Dataset records:
>>>
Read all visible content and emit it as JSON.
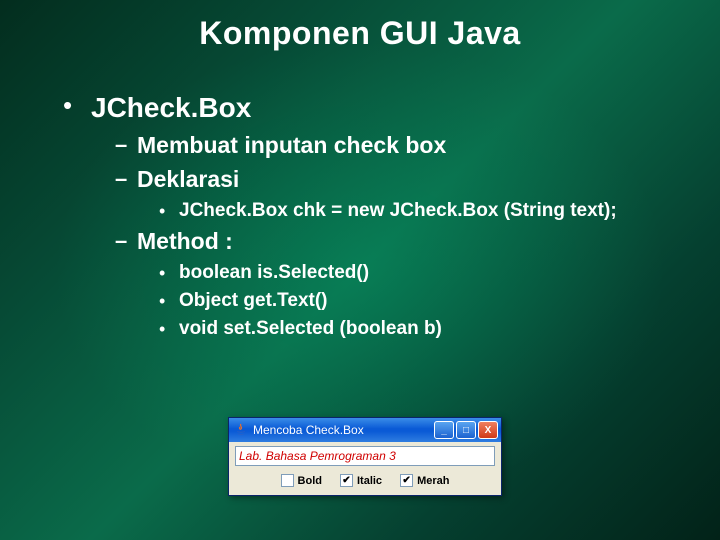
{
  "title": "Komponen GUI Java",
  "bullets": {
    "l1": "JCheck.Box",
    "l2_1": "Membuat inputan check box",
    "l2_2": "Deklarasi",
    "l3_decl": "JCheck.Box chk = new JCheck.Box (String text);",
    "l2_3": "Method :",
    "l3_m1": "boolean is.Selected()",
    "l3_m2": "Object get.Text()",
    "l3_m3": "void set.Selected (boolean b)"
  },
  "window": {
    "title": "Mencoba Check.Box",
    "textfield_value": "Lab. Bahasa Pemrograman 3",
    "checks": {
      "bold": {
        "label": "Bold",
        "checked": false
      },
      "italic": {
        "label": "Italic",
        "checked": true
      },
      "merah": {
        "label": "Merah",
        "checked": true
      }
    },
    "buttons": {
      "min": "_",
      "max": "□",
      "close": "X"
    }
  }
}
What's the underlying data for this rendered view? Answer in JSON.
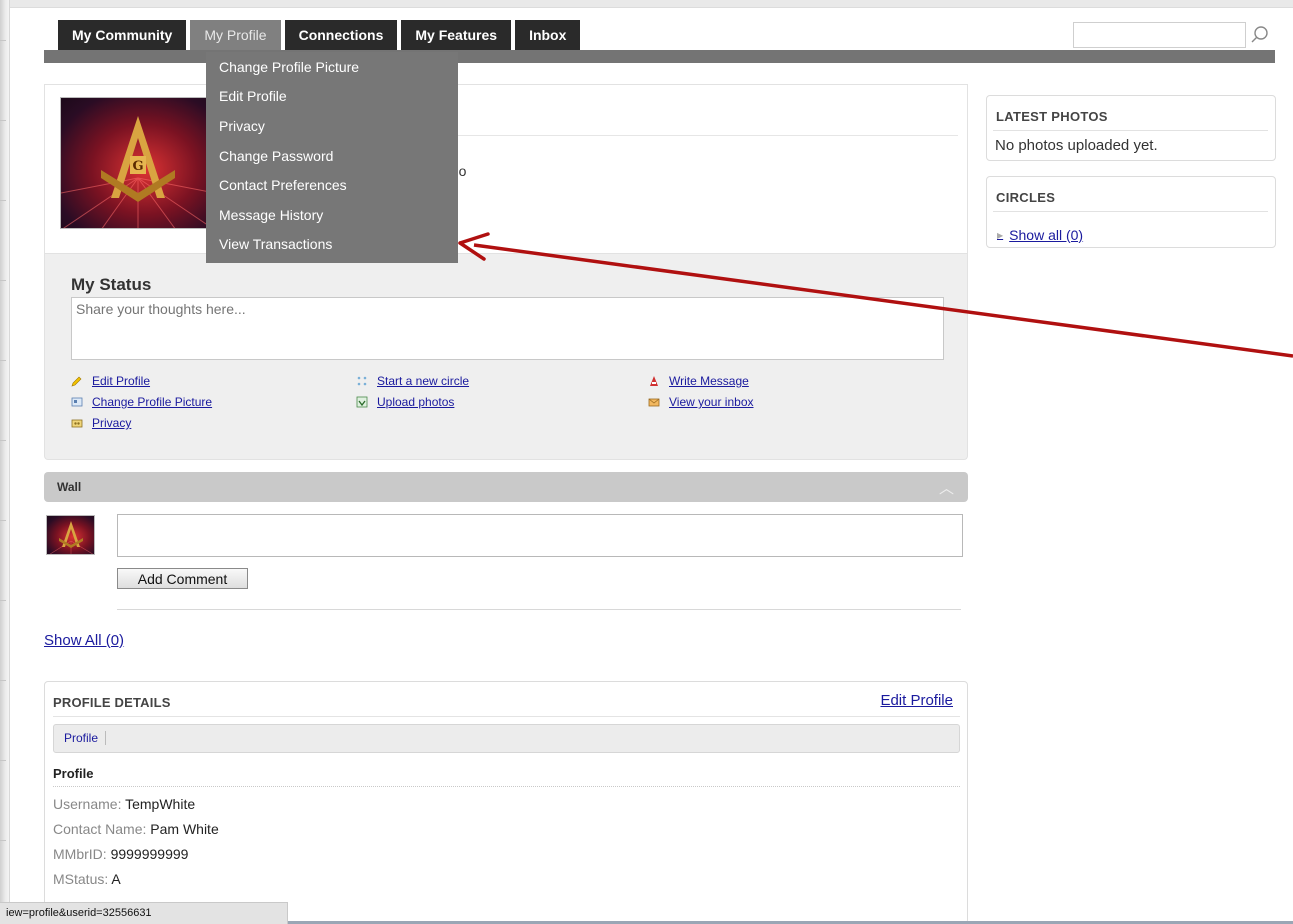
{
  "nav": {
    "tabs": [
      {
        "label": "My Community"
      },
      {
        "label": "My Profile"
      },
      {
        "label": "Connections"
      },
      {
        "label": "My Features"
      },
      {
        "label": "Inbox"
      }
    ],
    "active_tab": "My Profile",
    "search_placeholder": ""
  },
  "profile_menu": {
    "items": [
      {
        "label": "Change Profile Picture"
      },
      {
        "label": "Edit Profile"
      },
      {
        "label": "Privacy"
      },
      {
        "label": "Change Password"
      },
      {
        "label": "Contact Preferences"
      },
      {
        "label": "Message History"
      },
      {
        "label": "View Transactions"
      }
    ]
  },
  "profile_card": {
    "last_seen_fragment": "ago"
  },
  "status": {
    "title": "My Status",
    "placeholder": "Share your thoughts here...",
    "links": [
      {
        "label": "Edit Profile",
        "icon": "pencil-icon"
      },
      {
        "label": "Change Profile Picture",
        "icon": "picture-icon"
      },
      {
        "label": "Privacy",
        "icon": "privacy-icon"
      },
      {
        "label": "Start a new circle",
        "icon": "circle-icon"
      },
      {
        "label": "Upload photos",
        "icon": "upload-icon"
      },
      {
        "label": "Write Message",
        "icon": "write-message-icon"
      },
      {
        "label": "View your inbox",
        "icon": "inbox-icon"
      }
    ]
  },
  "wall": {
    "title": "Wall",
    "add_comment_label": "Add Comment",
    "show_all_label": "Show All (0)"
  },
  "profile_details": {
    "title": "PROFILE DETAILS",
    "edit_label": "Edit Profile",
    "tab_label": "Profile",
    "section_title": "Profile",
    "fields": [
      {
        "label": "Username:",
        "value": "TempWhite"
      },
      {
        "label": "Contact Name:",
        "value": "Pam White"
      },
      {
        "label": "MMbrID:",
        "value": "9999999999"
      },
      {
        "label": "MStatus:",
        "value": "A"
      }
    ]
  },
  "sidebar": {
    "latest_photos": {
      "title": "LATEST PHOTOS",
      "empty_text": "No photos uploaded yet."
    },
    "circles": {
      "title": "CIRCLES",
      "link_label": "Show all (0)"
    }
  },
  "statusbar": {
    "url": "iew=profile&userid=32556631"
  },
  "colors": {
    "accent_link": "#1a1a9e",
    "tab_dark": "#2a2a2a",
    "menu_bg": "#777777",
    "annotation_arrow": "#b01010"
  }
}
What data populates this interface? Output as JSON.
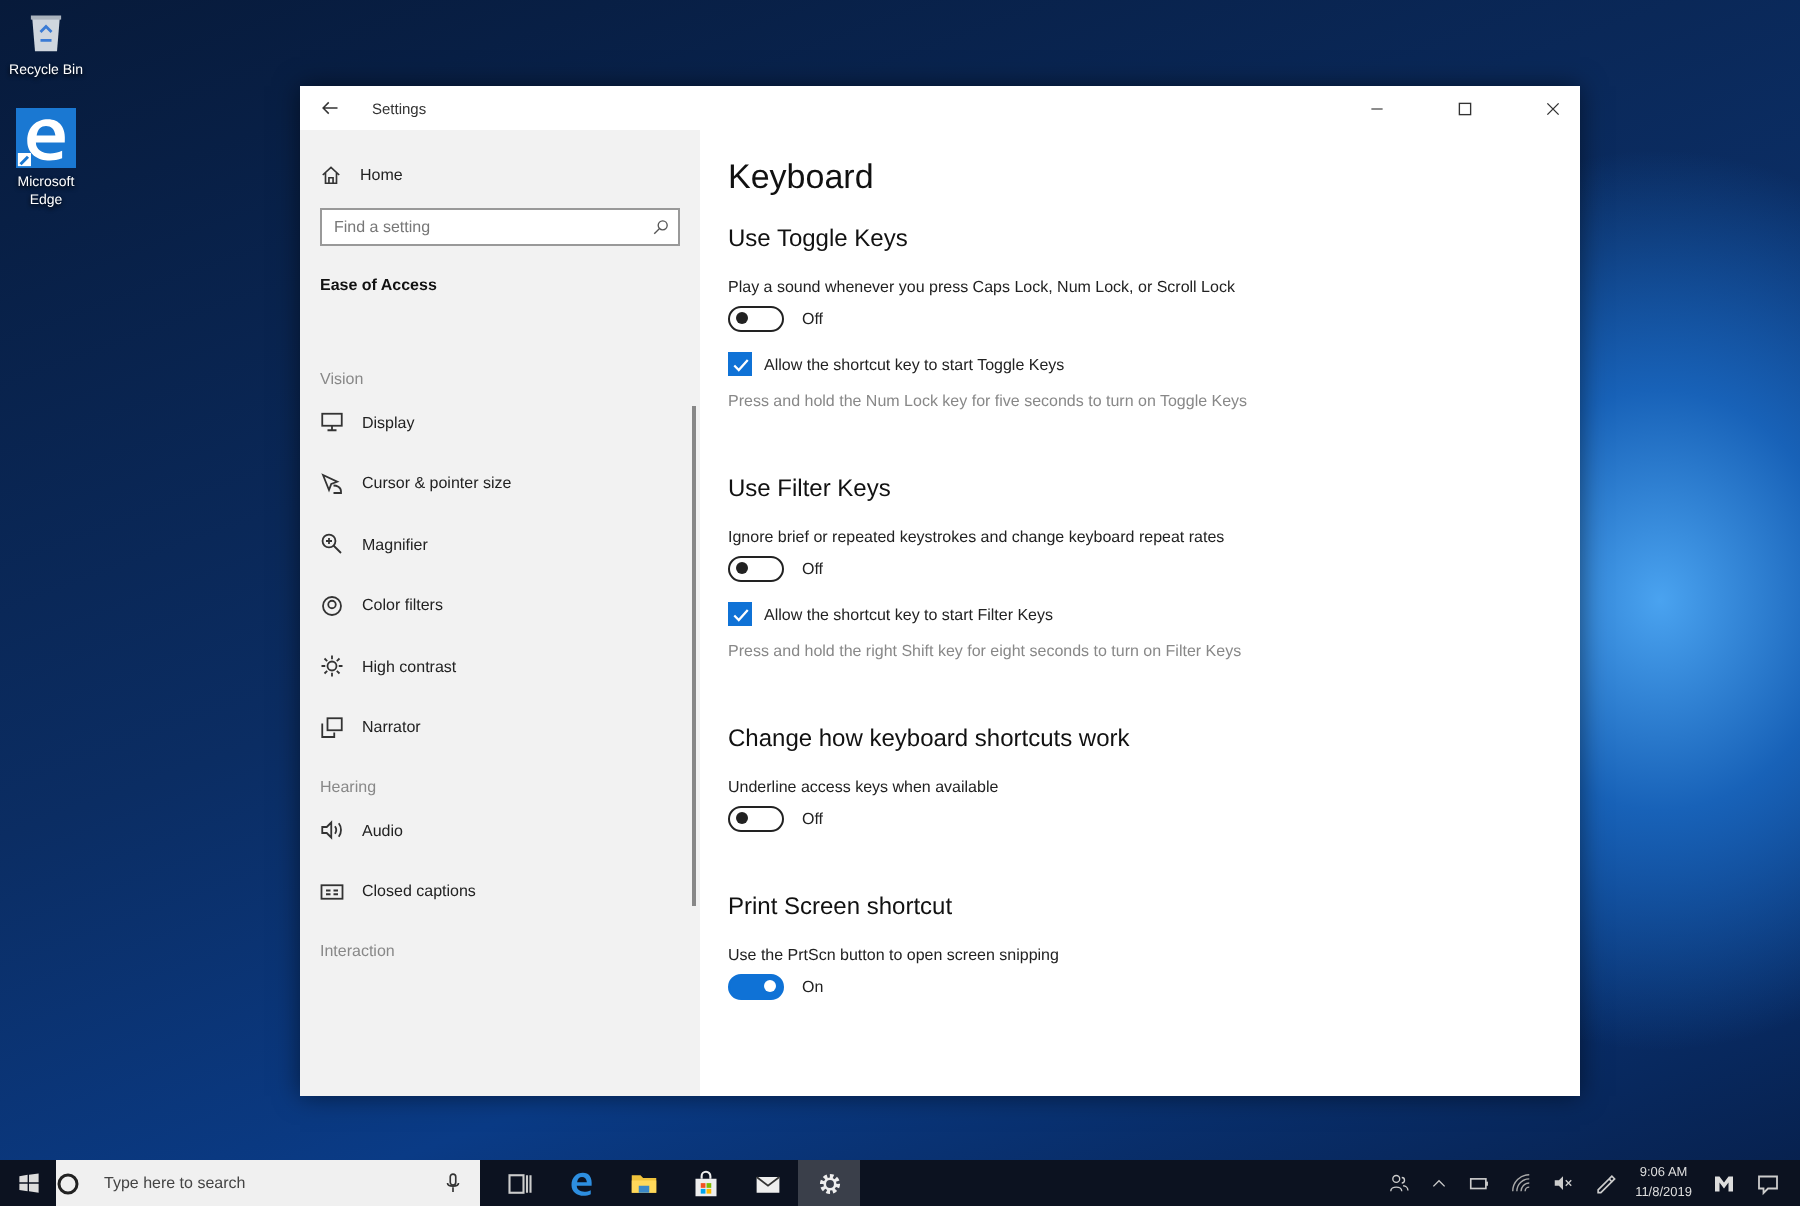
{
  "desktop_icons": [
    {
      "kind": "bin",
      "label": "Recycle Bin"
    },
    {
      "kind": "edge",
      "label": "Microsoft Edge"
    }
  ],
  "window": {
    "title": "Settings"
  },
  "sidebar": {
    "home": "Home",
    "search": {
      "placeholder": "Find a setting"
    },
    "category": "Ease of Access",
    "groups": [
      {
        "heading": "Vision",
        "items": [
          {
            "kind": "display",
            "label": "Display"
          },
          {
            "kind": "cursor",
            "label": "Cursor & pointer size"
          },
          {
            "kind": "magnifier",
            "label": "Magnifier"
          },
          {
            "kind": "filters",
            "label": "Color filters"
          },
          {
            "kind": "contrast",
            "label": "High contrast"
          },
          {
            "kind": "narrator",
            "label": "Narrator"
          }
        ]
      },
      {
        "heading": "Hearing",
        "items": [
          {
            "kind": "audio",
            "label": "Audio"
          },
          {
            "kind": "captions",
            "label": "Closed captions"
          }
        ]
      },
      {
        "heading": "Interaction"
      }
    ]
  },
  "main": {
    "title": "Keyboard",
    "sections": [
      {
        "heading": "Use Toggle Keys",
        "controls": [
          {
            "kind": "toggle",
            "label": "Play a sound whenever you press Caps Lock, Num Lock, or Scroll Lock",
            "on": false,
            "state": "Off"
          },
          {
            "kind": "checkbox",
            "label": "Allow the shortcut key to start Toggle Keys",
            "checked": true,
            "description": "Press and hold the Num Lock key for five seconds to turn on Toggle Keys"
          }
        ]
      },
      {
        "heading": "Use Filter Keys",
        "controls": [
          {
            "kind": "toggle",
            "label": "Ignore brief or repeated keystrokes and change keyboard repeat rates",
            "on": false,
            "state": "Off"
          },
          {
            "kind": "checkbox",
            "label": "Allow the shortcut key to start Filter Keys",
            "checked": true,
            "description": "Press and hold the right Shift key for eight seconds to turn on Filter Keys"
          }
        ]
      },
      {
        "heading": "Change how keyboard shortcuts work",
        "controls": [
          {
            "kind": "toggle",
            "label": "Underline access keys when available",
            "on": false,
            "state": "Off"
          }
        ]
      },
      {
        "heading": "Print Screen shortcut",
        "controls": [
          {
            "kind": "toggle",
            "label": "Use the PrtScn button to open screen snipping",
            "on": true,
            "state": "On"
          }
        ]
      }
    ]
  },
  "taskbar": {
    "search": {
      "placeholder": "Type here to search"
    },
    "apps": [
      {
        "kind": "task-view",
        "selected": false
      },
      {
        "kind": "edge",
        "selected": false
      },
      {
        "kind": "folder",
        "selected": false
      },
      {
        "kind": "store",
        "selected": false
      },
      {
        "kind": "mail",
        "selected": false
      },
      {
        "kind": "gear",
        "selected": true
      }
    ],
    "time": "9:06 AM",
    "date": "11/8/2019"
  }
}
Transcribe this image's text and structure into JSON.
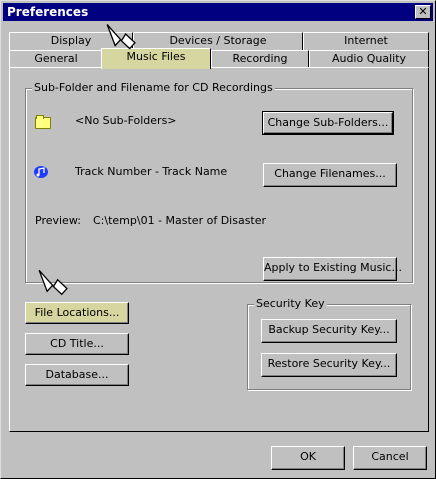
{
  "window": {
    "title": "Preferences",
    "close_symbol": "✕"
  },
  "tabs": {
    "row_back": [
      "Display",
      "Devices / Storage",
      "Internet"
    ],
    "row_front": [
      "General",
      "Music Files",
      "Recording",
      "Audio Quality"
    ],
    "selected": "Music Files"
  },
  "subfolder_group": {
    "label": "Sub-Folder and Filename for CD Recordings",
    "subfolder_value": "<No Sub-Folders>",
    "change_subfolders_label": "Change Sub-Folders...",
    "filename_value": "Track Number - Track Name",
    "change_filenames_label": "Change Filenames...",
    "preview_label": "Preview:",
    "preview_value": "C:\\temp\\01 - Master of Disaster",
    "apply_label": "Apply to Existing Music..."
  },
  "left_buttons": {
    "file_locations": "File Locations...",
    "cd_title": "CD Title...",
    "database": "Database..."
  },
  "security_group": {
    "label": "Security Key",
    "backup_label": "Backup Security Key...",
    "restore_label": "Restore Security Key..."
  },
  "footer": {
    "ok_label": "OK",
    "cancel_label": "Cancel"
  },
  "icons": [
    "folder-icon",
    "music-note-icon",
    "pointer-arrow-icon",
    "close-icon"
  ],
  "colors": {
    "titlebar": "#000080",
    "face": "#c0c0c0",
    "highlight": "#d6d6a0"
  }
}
<<<
The request ::
Tally the lines of the listing in which the word "Lock" occurs, and state the total alone.

Task solution ::
2